Of the lines below, how many hold the string "Bonds"? Give only the number.
--------------------------------------------------
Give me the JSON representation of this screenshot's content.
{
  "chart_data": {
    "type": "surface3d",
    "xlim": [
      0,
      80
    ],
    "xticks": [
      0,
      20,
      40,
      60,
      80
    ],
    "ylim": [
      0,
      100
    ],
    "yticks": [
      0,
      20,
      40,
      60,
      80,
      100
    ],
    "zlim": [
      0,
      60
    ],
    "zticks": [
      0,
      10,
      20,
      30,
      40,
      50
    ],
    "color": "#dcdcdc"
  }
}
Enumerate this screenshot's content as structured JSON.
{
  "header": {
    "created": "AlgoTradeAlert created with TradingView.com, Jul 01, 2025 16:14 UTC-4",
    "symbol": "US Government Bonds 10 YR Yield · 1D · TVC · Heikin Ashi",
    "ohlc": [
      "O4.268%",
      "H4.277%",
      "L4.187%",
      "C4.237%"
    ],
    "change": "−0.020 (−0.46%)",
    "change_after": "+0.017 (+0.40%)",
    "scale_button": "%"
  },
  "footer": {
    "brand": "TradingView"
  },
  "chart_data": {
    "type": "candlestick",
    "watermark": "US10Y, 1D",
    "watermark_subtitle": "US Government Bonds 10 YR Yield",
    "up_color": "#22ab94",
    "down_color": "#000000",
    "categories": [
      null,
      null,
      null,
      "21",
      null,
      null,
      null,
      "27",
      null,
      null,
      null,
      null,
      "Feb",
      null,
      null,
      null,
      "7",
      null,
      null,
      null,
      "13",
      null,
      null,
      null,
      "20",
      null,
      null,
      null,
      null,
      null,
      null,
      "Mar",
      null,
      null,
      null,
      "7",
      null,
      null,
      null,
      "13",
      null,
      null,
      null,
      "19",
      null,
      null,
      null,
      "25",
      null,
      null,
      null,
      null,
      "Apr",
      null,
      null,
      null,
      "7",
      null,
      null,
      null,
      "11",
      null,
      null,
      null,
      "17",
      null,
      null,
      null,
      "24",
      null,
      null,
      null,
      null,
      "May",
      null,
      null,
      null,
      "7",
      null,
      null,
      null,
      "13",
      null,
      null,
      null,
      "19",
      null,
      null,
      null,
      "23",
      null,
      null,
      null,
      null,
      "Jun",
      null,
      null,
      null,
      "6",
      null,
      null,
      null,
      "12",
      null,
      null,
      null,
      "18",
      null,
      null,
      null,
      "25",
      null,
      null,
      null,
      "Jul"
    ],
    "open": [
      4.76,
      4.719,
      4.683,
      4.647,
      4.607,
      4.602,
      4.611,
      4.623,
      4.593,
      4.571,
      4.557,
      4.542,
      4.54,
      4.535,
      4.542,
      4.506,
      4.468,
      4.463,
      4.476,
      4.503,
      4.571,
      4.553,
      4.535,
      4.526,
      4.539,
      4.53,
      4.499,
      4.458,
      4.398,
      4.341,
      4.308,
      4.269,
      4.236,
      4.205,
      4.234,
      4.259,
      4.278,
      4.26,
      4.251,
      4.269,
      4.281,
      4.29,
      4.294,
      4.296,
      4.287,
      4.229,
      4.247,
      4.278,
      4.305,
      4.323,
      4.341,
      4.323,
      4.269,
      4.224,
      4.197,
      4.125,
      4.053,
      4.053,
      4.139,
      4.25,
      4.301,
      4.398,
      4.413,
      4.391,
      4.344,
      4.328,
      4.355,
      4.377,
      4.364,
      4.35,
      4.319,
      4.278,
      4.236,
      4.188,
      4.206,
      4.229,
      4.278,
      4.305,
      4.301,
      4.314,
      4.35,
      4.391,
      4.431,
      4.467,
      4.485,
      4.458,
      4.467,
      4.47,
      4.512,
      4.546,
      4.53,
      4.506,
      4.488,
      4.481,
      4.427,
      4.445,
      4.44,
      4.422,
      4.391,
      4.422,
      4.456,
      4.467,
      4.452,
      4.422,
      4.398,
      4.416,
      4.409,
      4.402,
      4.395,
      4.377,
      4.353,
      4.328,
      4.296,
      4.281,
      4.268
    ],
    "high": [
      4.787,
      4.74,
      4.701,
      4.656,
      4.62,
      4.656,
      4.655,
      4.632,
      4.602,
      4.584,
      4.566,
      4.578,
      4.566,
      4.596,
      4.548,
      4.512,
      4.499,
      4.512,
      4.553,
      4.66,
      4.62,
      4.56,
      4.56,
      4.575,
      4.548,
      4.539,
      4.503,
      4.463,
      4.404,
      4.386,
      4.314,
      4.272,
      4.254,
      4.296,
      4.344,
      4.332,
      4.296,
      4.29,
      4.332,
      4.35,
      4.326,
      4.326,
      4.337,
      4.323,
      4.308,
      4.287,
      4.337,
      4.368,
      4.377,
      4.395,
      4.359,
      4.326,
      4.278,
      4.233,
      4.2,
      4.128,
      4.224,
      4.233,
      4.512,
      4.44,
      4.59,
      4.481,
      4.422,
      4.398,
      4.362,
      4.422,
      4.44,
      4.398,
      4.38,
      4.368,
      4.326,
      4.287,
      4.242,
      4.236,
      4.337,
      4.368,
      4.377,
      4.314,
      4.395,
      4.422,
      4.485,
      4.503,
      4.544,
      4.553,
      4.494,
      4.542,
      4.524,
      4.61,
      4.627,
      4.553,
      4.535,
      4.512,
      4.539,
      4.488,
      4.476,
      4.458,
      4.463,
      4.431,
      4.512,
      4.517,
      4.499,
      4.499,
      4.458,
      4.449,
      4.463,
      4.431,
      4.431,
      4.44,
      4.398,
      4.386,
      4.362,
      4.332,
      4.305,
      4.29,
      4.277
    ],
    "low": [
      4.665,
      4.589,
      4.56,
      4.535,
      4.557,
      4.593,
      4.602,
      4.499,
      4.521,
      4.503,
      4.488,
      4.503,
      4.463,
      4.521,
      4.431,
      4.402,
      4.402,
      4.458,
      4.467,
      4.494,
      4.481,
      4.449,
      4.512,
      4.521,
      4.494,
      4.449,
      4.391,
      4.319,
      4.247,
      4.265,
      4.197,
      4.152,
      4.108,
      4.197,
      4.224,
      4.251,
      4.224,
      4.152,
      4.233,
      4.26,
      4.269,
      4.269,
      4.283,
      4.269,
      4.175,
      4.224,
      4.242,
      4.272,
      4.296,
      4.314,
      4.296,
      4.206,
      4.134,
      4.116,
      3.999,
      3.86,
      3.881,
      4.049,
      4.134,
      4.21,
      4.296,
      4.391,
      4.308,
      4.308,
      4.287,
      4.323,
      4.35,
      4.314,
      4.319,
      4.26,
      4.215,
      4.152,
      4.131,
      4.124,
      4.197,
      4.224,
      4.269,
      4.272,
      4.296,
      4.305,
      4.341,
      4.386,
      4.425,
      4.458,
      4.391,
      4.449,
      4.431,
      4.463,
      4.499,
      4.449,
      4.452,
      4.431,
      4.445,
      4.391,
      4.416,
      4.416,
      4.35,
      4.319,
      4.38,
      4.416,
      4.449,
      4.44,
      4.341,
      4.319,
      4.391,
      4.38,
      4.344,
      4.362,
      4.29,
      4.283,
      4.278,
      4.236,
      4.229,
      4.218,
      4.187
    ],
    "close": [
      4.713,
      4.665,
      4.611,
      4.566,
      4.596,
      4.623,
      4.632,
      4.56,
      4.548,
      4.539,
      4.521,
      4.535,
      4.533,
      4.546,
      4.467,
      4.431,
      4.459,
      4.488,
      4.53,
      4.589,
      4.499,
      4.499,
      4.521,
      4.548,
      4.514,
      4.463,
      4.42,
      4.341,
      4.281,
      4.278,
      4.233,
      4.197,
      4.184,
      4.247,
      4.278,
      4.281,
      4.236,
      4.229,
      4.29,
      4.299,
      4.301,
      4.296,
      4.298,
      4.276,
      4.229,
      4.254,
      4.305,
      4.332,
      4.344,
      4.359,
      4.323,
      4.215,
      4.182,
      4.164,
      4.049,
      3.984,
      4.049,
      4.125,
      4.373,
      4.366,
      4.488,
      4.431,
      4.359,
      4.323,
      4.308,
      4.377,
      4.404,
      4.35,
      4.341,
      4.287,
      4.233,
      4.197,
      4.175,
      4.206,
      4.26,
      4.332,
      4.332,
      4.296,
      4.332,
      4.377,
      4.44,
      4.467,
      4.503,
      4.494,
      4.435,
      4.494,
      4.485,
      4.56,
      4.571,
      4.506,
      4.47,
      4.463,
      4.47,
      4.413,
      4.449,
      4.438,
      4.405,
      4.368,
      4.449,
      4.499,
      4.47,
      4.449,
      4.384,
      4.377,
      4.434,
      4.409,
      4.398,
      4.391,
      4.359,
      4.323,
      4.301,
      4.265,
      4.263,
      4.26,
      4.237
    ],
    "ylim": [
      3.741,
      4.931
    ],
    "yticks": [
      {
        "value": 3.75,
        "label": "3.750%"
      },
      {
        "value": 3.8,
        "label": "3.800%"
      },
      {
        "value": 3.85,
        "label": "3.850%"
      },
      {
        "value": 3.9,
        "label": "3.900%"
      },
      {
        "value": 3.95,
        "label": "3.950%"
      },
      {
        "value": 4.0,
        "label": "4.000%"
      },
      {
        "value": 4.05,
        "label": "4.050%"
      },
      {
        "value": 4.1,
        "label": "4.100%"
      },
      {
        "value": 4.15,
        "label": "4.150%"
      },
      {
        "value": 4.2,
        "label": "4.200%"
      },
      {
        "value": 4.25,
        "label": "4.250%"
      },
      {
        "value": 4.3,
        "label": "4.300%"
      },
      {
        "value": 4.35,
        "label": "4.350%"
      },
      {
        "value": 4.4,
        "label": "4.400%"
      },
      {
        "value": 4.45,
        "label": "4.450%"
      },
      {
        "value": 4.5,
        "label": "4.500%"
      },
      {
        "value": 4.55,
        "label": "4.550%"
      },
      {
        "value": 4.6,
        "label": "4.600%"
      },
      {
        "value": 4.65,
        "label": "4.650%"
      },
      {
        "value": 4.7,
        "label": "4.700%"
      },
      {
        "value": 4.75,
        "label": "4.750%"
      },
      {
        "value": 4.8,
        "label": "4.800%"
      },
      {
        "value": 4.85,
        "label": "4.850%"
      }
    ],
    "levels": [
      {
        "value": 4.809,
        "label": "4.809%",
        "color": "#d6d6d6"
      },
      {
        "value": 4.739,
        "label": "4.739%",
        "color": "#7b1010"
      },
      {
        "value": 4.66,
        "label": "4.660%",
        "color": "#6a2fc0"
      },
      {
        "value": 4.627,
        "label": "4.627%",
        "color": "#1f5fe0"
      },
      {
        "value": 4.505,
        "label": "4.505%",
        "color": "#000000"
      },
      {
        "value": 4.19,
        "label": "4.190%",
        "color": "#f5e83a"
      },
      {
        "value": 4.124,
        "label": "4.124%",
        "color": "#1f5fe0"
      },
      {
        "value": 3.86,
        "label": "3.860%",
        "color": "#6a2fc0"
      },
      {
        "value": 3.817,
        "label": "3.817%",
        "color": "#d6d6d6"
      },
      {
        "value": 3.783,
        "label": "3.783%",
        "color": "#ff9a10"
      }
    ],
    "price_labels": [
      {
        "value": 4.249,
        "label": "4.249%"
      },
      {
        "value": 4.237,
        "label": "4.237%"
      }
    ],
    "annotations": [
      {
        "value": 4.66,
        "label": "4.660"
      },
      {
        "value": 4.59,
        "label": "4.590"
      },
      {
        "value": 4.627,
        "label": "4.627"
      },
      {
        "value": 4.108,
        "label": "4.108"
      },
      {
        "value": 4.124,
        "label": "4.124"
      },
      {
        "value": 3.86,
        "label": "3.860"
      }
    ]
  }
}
--------------------------------------------------
## ANSWER TO THE TASK
2